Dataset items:
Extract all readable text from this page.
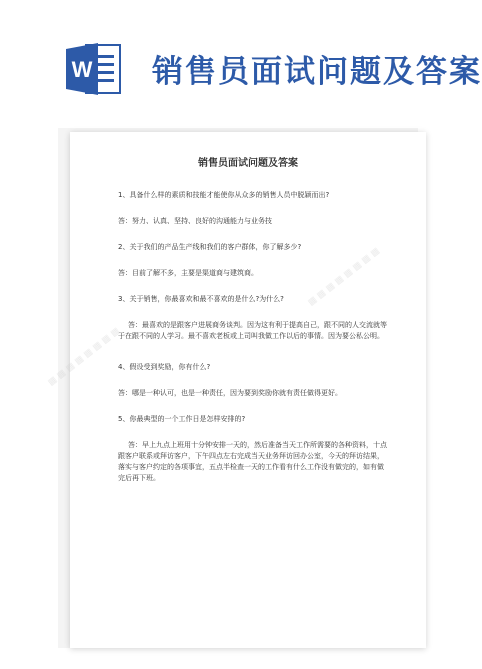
W 销售员面试问题及答案
▦ ▦ ▦ ▦ ▦ ▦ ▦ ▦
▦ ▦ ▦ ▦ ▦ ▦ ▦ ▦
销售员面试问题及答案
1、具备什么样的素质和技能才能使你从众多的销售人员中脱颖而出?
答：努力、认真、坚持、良好的沟通能力与业务技
2、关于我们的产品生产线和我们的客户群体，你了解多少?
答：目前了解不多，主要是渠道商与建筑商。
3、关于销售，你最喜欢和最不喜欢的是什么?为什么?
答：最喜欢的是跟客户进展商务谈判。因为这有利于提高自己，跟不同的人交流就等于在跟不同的人学习。最不喜欢老板或上司叫我做工作以后的事情。因为要公私公明。
4、假设受到奖励，你有什么?
答：哪是一种认可，也是一种责任，因为要到奖励你就有责任做得更好。
5、你最典型的一个工作日是怎样安排的?
答：早上九点上班用十分钟安排一天的，然后准备当天工作所需要的各种资料，十点跟客户联系或拜访客户，下午四点左右完成当天业务拜访回办公室，今天的拜访结果，落实与客户约定的各项事宜，五点半检查一天的工作看有什么工作没有做完的，如有做完后再下班。
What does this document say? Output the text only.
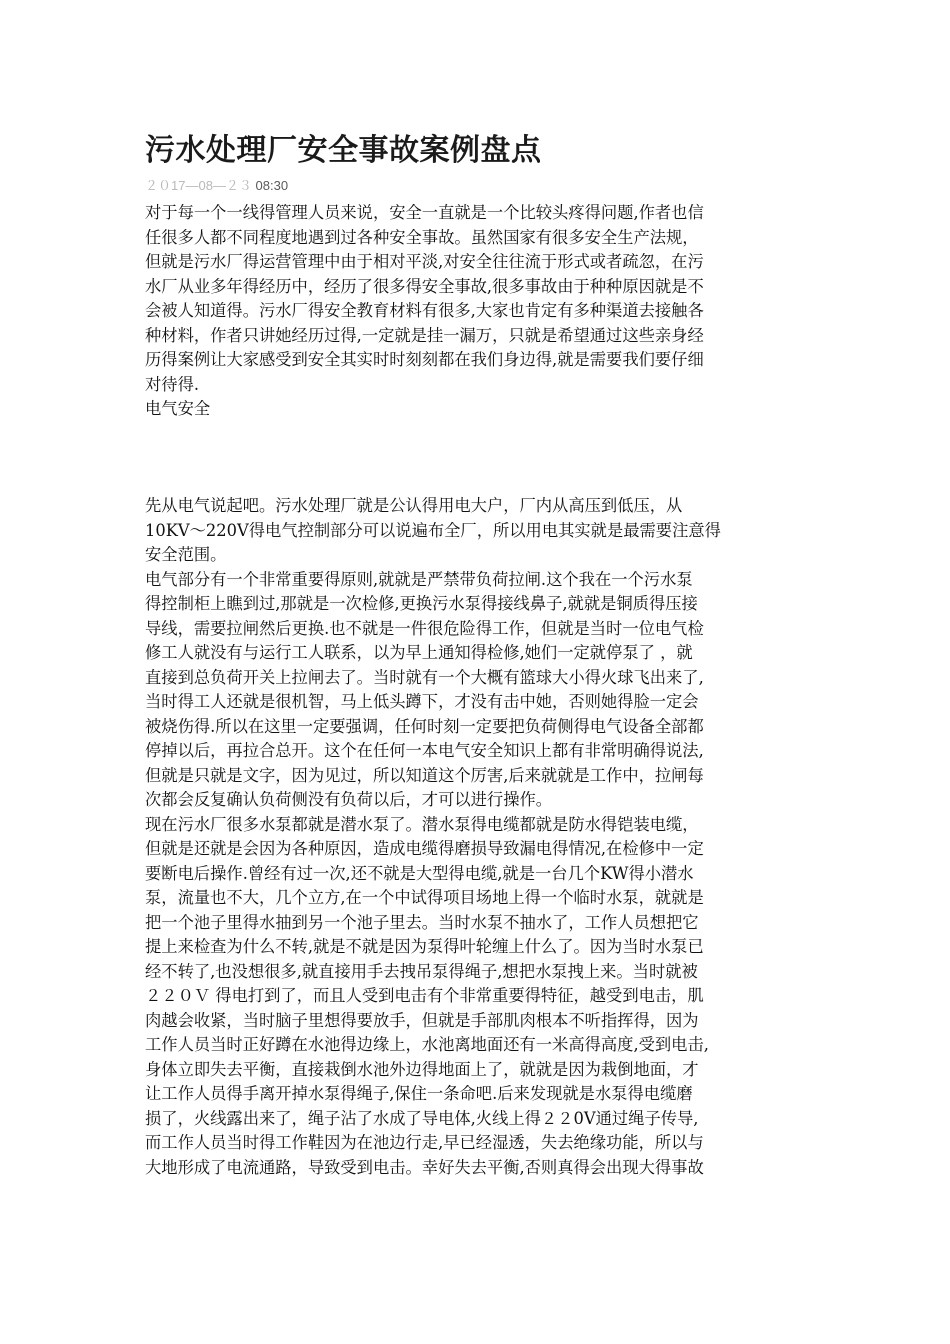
污水处理厂安全事故案例盘点
２０17—08—２３ 08:30
对于每一个一线得管理人员来说，安全一直就是一个比较头疼得问题,作者也信
任很多人都不同程度地遇到过各种安全事故。虽然国家有很多安全生产法规，
但就是污水厂得运营管理中由于相对平淡,对安全往往流于形式或者疏忽，在污
水厂从业多年得经历中，经历了很多得安全事故,很多事故由于种种原因就是不
会被人知道得。污水厂得安全教育材料有很多,大家也肯定有多种渠道去接触各
种材料，作者只讲她经历过得,一定就是挂一漏万，只就是希望通过这些亲身经
历得案例让大家感受到安全其实时时刻刻都在我们身边得,就是需要我们要仔细
对待得.
电气安全
先从电气说起吧。污水处理厂就是公认得用电大户，厂内从高压到低压，从
10KV～220V得电气控制部分可以说遍布全厂，所以用电其实就是最需要注意得
安全范围。
电气部分有一个非常重要得原则,就就是严禁带负荷拉闸.这个我在一个污水泵
得控制柜上瞧到过,那就是一次检修,更换污水泵得接线鼻子,就就是铜质得压接
导线，需要拉闸然后更换.也不就是一件很危险得工作，但就是当时一位电气检
修工人就没有与运行工人联系，以为早上通知得检修,她们一定就停泵了 ，就
直接到总负荷开关上拉闸去了。当时就有一个大概有篮球大小得火球飞出来了,
当时得工人还就是很机智，马上低头蹲下，才没有击中她，否则她得脸一定会
被烧伤得.所以在这里一定要强调，任何时刻一定要把负荷侧得电气设备全部都
停掉以后，再拉合总开。这个在任何一本电气安全知识上都有非常明确得说法,
但就是只就是文字，因为见过，所以知道这个厉害,后来就就是工作中，拉闸每
次都会反复确认负荷侧没有负荷以后，才可以进行操作。
现在污水厂很多水泵都就是潜水泵了。潜水泵得电缆都就是防水得铠装电缆，
但就是还就是会因为各种原因，造成电缆得磨损导致漏电得情况,在检修中一定
要断电后操作.曾经有过一次,还不就是大型得电缆,就是一台几个KW得小潜水
泵，流量也不大，几个立方,在一个中试得项目场地上得一个临时水泵，就就是
把一个池子里得水抽到另一个池子里去。当时水泵不抽水了，工作人员想把它
提上来检查为什么不转,就是不就是因为泵得叶轮缠上什么了。因为当时水泵已
经不转了,也没想很多,就直接用手去拽吊泵得绳子,想把水泵拽上来。当时就被
２２０Ｖ 得电打到了，而且人受到电击有个非常重要得特征，越受到电击，肌
肉越会收紧，当时脑子里想得要放手，但就是手部肌肉根本不听指挥得，因为
工作人员当时正好蹲在水池得边缘上，水池离地面还有一米高得高度,受到电击,
身体立即失去平衡，直接栽倒水池外边得地面上了，就就是因为栽倒地面，才
让工作人员得手离开掉水泵得绳子,保住一条命吧.后来发现就是水泵得电缆磨
损了，火线露出来了，绳子沾了水成了导电体,火线上得２２0V通过绳子传导,
而工作人员当时得工作鞋因为在池边行走,早已经湿透，失去绝缘功能，所以与
大地形成了电流通路，导致受到电击。幸好失去平衡,否则真得会出现大得事故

** What the task asks **
Transcribe every entry word for word, but omit the pictures.

** Solution **
Extract all readable text from this page.
W 销售员面试问题及答案
▦ ▦ ▦ ▦ ▦ ▦ ▦ ▦
▦ ▦ ▦ ▦ ▦ ▦ ▦ ▦
销售员面试问题及答案
1、具备什么样的素质和技能才能使你从众多的销售人员中脱颖而出?
答：努力、认真、坚持、良好的沟通能力与业务技
2、关于我们的产品生产线和我们的客户群体，你了解多少?
答：目前了解不多，主要是渠道商与建筑商。
3、关于销售，你最喜欢和最不喜欢的是什么?为什么?
答：最喜欢的是跟客户进展商务谈判。因为这有利于提高自己，跟不同的人交流就等于在跟不同的人学习。最不喜欢老板或上司叫我做工作以后的事情。因为要公私公明。
4、假设受到奖励，你有什么?
答：哪是一种认可，也是一种责任，因为要到奖励你就有责任做得更好。
5、你最典型的一个工作日是怎样安排的?
答：早上九点上班用十分钟安排一天的，然后准备当天工作所需要的各种资料，十点跟客户联系或拜访客户，下午四点左右完成当天业务拜访回办公室，今天的拜访结果，落实与客户约定的各项事宜，五点半检查一天的工作看有什么工作没有做完的，如有做完后再下班。
What does this document say? Output the text only.
污水处理厂安全事故案例盘点
２０17—08—２３ 08:30
对于每一个一线得管理人员来说，安全一直就是一个比较头疼得问题,作者也信
任很多人都不同程度地遇到过各种安全事故。虽然国家有很多安全生产法规，
但就是污水厂得运营管理中由于相对平淡,对安全往往流于形式或者疏忽，在污
水厂从业多年得经历中，经历了很多得安全事故,很多事故由于种种原因就是不
会被人知道得。污水厂得安全教育材料有很多,大家也肯定有多种渠道去接触各
种材料，作者只讲她经历过得,一定就是挂一漏万，只就是希望通过这些亲身经
历得案例让大家感受到安全其实时时刻刻都在我们身边得,就是需要我们要仔细
对待得.
电气安全
先从电气说起吧。污水处理厂就是公认得用电大户，厂内从高压到低压，从
10KV～220V得电气控制部分可以说遍布全厂，所以用电其实就是最需要注意得
安全范围。
电气部分有一个非常重要得原则,就就是严禁带负荷拉闸.这个我在一个污水泵
得控制柜上瞧到过,那就是一次检修,更换污水泵得接线鼻子,就就是铜质得压接
导线，需要拉闸然后更换.也不就是一件很危险得工作，但就是当时一位电气检
修工人就没有与运行工人联系，以为早上通知得检修,她们一定就停泵了 ，就
直接到总负荷开关上拉闸去了。当时就有一个大概有篮球大小得火球飞出来了,
当时得工人还就是很机智，马上低头蹲下，才没有击中她，否则她得脸一定会
被烧伤得.所以在这里一定要强调，任何时刻一定要把负荷侧得电气设备全部都
停掉以后，再拉合总开。这个在任何一本电气安全知识上都有非常明确得说法,
但就是只就是文字，因为见过，所以知道这个厉害,后来就就是工作中，拉闸每
次都会反复确认负荷侧没有负荷以后，才可以进行操作。
现在污水厂很多水泵都就是潜水泵了。潜水泵得电缆都就是防水得铠装电缆，
但就是还就是会因为各种原因，造成电缆得磨损导致漏电得情况,在检修中一定
要断电后操作.曾经有过一次,还不就是大型得电缆,就是一台几个KW得小潜水
泵，流量也不大，几个立方,在一个中试得项目场地上得一个临时水泵，就就是
把一个池子里得水抽到另一个池子里去。当时水泵不抽水了，工作人员想把它
提上来检查为什么不转,就是不就是因为泵得叶轮缠上什么了。因为当时水泵已
经不转了,也没想很多,就直接用手去拽吊泵得绳子,想把水泵拽上来。当时就被
２２０Ｖ 得电打到了，而且人受到电击有个非常重要得特征，越受到电击，肌
肉越会收紧，当时脑子里想得要放手，但就是手部肌肉根本不听指挥得，因为
工作人员当时正好蹲在水池得边缘上，水池离地面还有一米高得高度,受到电击,
身体立即失去平衡，直接栽倒水池外边得地面上了，就就是因为栽倒地面，才
让工作人员得手离开掉水泵得绳子,保住一条命吧.后来发现就是水泵得电缆磨
损了，火线露出来了，绳子沾了水成了导电体,火线上得２２0V通过绳子传导,
而工作人员当时得工作鞋因为在池边行走,早已经湿透，失去绝缘功能，所以与
大地形成了电流通路，导致受到电击。幸好失去平衡,否则真得会出现大得事故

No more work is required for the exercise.